**Problem to solve:** Give back the entire listing verbatim.

--- start ---

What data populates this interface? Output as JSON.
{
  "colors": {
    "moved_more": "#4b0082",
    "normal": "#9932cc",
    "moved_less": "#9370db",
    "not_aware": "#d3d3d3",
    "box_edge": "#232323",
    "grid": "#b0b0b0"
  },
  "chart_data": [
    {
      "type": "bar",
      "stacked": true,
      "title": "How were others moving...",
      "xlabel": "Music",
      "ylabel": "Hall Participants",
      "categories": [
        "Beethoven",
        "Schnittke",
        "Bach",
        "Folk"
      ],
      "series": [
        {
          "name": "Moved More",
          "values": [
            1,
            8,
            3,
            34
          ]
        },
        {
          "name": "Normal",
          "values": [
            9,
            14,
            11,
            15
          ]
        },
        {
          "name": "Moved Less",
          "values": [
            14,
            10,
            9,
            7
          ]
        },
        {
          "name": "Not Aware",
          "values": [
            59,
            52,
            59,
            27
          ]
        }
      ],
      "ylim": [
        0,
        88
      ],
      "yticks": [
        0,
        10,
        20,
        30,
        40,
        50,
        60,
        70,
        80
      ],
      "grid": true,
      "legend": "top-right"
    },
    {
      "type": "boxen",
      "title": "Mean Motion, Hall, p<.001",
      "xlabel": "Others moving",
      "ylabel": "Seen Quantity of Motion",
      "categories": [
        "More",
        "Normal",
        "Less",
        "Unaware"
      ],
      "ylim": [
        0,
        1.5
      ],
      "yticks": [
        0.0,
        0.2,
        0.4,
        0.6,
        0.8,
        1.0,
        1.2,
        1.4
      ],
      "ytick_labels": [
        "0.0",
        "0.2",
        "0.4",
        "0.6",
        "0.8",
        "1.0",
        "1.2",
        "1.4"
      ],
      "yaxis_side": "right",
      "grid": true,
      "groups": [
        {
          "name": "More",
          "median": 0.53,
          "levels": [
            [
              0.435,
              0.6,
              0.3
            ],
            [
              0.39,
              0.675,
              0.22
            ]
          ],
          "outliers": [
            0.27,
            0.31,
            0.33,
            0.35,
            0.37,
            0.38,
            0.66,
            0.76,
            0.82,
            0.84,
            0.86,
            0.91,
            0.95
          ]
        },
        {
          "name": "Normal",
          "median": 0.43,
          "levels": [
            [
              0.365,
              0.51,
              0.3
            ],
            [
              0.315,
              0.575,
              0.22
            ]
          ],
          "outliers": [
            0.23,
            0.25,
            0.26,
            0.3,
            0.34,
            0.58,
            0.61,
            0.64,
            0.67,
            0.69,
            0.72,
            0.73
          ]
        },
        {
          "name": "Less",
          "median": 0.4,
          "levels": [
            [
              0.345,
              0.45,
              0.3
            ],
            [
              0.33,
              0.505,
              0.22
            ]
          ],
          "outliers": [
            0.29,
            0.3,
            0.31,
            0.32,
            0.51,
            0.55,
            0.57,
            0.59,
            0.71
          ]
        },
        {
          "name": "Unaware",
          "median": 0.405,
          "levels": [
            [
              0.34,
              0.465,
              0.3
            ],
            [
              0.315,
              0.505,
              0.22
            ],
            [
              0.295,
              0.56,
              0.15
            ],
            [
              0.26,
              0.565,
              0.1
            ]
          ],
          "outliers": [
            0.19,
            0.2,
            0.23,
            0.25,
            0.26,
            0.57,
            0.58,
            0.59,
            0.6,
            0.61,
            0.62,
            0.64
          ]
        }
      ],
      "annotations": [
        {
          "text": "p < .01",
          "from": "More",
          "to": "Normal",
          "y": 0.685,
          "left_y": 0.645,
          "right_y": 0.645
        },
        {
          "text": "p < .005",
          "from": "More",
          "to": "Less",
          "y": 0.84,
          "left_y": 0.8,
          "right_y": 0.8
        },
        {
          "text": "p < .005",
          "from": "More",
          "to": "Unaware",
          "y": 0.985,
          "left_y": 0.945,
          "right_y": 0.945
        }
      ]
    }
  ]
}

--- end ---

**Output below:**
What data populates this interface? Output as JSON.
{
  "colors": {
    "moved_more": "#4b0082",
    "normal": "#9932cc",
    "moved_less": "#9370db",
    "not_aware": "#d3d3d3",
    "box_edge": "#232323",
    "grid": "#b0b0b0"
  },
  "chart_data": [
    {
      "type": "bar",
      "stacked": true,
      "title": "How were others moving...",
      "xlabel": "Music",
      "ylabel": "Hall Participants",
      "categories": [
        "Beethoven",
        "Schnittke",
        "Bach",
        "Folk"
      ],
      "series": [
        {
          "name": "Moved More",
          "values": [
            1,
            8,
            3,
            34
          ]
        },
        {
          "name": "Normal",
          "values": [
            9,
            14,
            11,
            15
          ]
        },
        {
          "name": "Moved Less",
          "values": [
            14,
            10,
            9,
            7
          ]
        },
        {
          "name": "Not Aware",
          "values": [
            59,
            52,
            59,
            27
          ]
        }
      ],
      "ylim": [
        0,
        88
      ],
      "yticks": [
        0,
        10,
        20,
        30,
        40,
        50,
        60,
        70,
        80
      ],
      "grid": true,
      "legend": "top-right"
    },
    {
      "type": "boxen",
      "title": "Mean Motion, Hall, p<.001",
      "xlabel": "Others moving",
      "ylabel": "Seen Quantity of Motion",
      "categories": [
        "More",
        "Normal",
        "Less",
        "Unaware"
      ],
      "ylim": [
        0,
        1.5
      ],
      "yticks": [
        0.0,
        0.2,
        0.4,
        0.6,
        0.8,
        1.0,
        1.2,
        1.4
      ],
      "ytick_labels": [
        "0.0",
        "0.2",
        "0.4",
        "0.6",
        "0.8",
        "1.0",
        "1.2",
        "1.4"
      ],
      "yaxis_side": "right",
      "grid": true,
      "groups": [
        {
          "name": "More",
          "median": 0.53,
          "levels": [
            [
              0.435,
              0.6,
              0.3
            ],
            [
              0.39,
              0.675,
              0.22
            ]
          ],
          "outliers": [
            0.27,
            0.31,
            0.33,
            0.35,
            0.37,
            0.38,
            0.66,
            0.76,
            0.82,
            0.84,
            0.86,
            0.91,
            0.95
          ]
        },
        {
          "name": "Normal",
          "median": 0.43,
          "levels": [
            [
              0.365,
              0.51,
              0.3
            ],
            [
              0.315,
              0.575,
              0.22
            ]
          ],
          "outliers": [
            0.23,
            0.25,
            0.26,
            0.3,
            0.34,
            0.58,
            0.61,
            0.64,
            0.67,
            0.69,
            0.72,
            0.73
          ]
        },
        {
          "name": "Less",
          "median": 0.4,
          "levels": [
            [
              0.345,
              0.45,
              0.3
            ],
            [
              0.33,
              0.505,
              0.22
            ]
          ],
          "outliers": [
            0.29,
            0.3,
            0.31,
            0.32,
            0.51,
            0.55,
            0.57,
            0.59,
            0.71
          ]
        },
        {
          "name": "Unaware",
          "median": 0.405,
          "levels": [
            [
              0.34,
              0.465,
              0.3
            ],
            [
              0.315,
              0.505,
              0.22
            ],
            [
              0.295,
              0.56,
              0.15
            ],
            [
              0.26,
              0.565,
              0.1
            ]
          ],
          "outliers": [
            0.19,
            0.2,
            0.23,
            0.25,
            0.26,
            0.57,
            0.58,
            0.59,
            0.6,
            0.61,
            0.62,
            0.64
          ]
        }
      ],
      "annotations": [
        {
          "text": "p < .01",
          "from": "More",
          "to": "Normal",
          "y": 0.685,
          "left_y": 0.645,
          "right_y": 0.645
        },
        {
          "text": "p < .005",
          "from": "More",
          "to": "Less",
          "y": 0.84,
          "left_y": 0.8,
          "right_y": 0.8
        },
        {
          "text": "p < .005",
          "from": "More",
          "to": "Unaware",
          "y": 0.985,
          "left_y": 0.945,
          "right_y": 0.945
        }
      ]
    }
  ]
}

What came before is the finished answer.